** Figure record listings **
____________

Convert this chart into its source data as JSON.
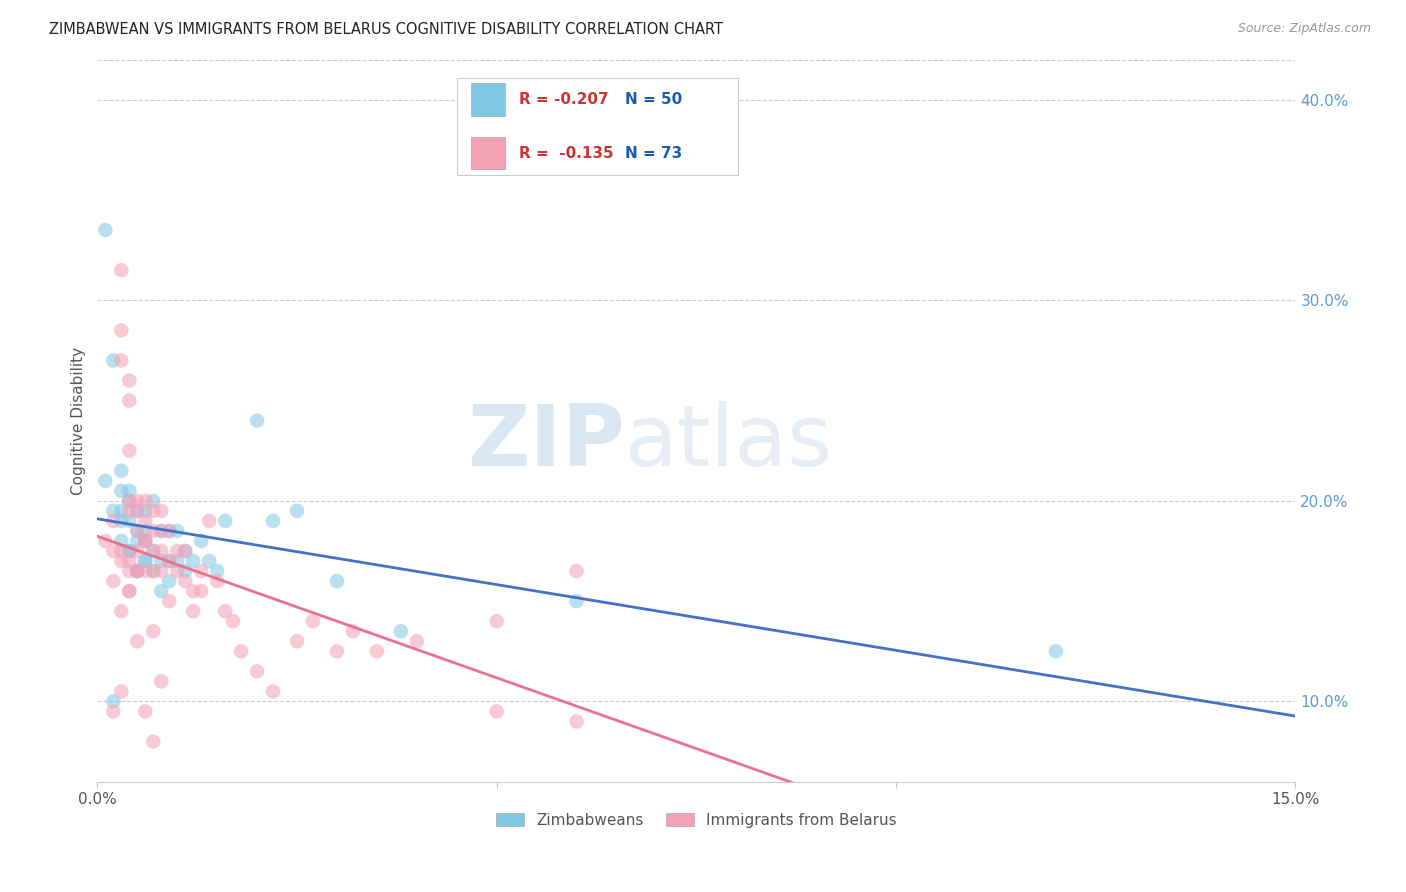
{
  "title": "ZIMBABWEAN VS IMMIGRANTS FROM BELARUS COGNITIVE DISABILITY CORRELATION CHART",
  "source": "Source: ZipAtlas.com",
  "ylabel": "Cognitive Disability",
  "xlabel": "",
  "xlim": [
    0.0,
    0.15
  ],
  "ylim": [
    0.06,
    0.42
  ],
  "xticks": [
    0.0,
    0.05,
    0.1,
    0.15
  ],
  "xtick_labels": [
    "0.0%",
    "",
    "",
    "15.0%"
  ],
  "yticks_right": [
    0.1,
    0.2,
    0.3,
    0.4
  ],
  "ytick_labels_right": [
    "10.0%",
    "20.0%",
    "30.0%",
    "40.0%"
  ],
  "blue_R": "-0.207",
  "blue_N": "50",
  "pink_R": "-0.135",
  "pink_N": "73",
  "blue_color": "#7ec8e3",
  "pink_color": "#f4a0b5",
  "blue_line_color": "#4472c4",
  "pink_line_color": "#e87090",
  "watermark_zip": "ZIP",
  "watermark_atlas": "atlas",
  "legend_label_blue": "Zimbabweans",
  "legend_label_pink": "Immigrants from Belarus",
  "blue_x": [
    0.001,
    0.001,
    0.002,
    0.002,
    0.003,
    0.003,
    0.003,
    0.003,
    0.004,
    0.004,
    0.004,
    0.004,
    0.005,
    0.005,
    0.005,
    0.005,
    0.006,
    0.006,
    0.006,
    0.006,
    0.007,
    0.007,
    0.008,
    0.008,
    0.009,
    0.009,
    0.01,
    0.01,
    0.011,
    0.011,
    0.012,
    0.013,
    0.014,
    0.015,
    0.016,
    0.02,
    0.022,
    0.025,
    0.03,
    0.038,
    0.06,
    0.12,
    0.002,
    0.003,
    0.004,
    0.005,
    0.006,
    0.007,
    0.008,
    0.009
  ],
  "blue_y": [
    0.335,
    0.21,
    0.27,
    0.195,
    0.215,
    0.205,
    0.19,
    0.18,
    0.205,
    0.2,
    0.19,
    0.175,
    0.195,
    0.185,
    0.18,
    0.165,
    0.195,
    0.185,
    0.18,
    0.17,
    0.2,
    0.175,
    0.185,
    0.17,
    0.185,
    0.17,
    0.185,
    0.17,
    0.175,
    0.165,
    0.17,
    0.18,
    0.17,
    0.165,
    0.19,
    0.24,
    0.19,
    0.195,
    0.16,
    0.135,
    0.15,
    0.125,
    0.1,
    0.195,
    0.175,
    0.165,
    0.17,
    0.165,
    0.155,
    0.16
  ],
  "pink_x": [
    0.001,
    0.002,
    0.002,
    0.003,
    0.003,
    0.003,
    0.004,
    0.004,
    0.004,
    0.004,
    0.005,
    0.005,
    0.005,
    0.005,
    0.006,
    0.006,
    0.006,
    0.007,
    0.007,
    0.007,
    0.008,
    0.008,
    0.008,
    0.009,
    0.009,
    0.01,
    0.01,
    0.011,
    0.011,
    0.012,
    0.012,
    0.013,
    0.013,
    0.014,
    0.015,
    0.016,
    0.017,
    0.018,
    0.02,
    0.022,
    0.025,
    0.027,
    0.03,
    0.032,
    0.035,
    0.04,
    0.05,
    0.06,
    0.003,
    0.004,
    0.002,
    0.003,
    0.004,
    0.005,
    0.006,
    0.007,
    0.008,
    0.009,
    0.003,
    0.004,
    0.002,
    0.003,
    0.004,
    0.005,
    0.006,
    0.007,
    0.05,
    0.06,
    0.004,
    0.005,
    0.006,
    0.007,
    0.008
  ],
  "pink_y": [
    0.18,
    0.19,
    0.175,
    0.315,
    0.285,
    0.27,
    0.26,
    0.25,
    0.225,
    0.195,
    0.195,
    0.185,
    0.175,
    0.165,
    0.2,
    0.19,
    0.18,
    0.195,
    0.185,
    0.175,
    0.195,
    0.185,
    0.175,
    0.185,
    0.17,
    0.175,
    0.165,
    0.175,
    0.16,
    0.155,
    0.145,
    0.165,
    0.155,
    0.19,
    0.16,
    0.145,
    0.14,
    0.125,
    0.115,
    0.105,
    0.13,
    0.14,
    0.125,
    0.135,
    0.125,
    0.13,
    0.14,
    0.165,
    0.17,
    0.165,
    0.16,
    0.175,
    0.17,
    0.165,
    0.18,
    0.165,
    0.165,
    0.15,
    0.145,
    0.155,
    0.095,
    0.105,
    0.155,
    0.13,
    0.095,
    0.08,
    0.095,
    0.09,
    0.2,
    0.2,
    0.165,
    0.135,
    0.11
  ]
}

____________

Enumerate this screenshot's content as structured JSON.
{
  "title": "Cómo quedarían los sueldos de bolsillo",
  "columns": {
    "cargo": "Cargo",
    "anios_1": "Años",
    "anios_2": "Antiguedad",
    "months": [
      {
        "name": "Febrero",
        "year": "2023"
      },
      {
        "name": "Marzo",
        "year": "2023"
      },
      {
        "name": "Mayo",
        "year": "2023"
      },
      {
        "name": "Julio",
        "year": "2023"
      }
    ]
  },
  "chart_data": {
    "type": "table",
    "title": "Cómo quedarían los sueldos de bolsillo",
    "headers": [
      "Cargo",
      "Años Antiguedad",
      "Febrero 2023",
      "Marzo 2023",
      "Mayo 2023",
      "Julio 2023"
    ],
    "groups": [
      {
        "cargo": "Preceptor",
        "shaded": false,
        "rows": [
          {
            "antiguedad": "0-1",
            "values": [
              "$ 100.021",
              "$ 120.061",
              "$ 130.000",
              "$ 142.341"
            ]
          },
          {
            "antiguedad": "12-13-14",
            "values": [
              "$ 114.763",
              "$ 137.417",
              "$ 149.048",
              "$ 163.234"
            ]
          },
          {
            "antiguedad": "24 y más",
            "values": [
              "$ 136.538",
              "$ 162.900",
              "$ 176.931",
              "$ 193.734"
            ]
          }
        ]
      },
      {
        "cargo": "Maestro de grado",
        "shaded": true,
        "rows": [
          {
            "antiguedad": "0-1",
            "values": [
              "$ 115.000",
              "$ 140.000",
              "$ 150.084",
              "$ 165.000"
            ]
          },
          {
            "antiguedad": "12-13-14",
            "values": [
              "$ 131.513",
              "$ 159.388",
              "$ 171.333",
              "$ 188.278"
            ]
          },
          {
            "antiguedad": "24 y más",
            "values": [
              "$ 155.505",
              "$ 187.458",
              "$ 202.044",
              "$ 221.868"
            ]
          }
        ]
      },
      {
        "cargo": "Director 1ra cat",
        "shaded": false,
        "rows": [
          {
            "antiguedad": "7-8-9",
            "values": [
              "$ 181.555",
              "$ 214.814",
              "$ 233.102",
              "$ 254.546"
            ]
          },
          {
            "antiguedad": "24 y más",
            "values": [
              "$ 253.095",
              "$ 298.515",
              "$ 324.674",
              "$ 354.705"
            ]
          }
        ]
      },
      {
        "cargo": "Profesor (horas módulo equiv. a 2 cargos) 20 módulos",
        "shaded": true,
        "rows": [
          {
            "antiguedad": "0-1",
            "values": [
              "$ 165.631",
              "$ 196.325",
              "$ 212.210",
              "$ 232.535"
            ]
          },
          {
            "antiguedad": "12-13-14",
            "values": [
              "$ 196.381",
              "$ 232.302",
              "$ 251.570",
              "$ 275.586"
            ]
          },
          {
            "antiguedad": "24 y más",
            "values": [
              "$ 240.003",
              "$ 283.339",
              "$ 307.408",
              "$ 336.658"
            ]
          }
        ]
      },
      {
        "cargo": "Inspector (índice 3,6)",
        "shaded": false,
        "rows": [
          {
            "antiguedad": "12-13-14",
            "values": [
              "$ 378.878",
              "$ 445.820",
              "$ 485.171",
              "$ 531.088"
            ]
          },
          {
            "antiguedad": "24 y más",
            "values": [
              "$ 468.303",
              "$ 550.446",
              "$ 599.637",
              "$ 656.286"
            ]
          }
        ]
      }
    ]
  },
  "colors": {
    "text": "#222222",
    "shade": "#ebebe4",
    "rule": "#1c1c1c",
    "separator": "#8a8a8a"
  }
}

____________

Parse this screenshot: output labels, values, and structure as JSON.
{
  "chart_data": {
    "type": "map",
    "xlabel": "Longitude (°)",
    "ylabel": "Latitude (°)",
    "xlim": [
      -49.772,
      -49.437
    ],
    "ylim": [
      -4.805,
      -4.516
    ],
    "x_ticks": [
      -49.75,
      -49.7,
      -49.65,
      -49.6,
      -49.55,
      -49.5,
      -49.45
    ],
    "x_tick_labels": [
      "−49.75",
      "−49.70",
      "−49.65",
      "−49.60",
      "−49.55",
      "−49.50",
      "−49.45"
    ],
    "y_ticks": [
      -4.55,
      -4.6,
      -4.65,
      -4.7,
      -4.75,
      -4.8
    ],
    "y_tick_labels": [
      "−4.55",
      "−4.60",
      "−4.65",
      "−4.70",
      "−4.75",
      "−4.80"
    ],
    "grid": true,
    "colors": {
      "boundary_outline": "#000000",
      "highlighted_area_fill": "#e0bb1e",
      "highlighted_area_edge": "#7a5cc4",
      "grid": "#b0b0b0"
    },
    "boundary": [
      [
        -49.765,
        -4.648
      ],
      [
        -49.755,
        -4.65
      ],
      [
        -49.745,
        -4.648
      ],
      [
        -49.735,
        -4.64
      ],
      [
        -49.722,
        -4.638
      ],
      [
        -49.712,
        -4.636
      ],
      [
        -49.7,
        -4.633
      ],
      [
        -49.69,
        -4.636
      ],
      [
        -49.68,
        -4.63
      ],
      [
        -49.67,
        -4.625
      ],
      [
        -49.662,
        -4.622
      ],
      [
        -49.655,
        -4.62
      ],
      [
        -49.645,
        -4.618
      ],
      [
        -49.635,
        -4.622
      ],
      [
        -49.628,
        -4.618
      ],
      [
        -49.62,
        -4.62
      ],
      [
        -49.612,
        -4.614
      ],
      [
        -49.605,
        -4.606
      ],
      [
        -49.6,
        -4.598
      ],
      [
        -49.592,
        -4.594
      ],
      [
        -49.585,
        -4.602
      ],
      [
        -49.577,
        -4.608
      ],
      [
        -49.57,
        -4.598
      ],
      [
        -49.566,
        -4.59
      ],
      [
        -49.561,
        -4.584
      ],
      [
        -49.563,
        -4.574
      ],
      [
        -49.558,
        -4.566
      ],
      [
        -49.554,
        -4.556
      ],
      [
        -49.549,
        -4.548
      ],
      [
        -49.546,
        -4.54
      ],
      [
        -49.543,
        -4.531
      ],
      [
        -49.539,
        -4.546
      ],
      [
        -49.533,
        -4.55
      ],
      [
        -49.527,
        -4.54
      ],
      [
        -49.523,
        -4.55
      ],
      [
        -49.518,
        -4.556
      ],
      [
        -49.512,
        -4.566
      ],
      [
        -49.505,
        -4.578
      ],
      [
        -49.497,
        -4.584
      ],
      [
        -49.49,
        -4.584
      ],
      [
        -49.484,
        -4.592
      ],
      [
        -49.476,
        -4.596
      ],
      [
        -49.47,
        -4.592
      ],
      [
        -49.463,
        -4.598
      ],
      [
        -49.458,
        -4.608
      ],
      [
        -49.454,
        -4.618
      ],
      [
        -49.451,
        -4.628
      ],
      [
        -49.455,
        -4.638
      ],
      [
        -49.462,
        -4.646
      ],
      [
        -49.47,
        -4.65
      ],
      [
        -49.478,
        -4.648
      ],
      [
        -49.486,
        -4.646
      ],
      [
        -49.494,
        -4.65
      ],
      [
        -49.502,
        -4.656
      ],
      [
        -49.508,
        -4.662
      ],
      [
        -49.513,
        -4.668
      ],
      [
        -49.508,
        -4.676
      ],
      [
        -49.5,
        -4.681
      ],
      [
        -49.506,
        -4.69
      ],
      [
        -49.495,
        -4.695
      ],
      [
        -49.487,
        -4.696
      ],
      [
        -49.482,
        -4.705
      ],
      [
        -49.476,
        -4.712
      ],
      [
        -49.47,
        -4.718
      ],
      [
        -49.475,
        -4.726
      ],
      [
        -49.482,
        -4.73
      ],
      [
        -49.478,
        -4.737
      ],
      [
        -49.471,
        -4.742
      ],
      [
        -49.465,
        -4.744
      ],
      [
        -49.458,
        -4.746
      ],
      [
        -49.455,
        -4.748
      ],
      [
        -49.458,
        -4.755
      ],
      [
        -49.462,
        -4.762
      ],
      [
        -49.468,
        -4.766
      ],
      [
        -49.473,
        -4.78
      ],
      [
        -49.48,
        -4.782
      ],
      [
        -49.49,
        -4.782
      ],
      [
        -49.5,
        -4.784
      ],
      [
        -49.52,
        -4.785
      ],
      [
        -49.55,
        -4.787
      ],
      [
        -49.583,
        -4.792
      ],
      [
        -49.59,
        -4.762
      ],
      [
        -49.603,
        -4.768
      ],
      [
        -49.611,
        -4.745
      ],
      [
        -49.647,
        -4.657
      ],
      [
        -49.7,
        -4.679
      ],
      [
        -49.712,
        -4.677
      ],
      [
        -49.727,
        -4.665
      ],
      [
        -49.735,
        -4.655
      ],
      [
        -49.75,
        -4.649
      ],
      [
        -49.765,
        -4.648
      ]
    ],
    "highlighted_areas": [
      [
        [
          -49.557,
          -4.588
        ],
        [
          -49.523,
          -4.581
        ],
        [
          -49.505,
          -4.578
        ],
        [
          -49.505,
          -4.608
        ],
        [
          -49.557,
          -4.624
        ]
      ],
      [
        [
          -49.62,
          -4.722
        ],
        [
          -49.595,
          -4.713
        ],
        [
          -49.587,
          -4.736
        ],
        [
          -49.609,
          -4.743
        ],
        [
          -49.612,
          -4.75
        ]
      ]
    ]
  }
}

____________

** REQUIRED TASK **
How many lines in these entries contain the string "ylabel"? State the number and nothing more.

** OUTPUT OF THE EXERCISE **
2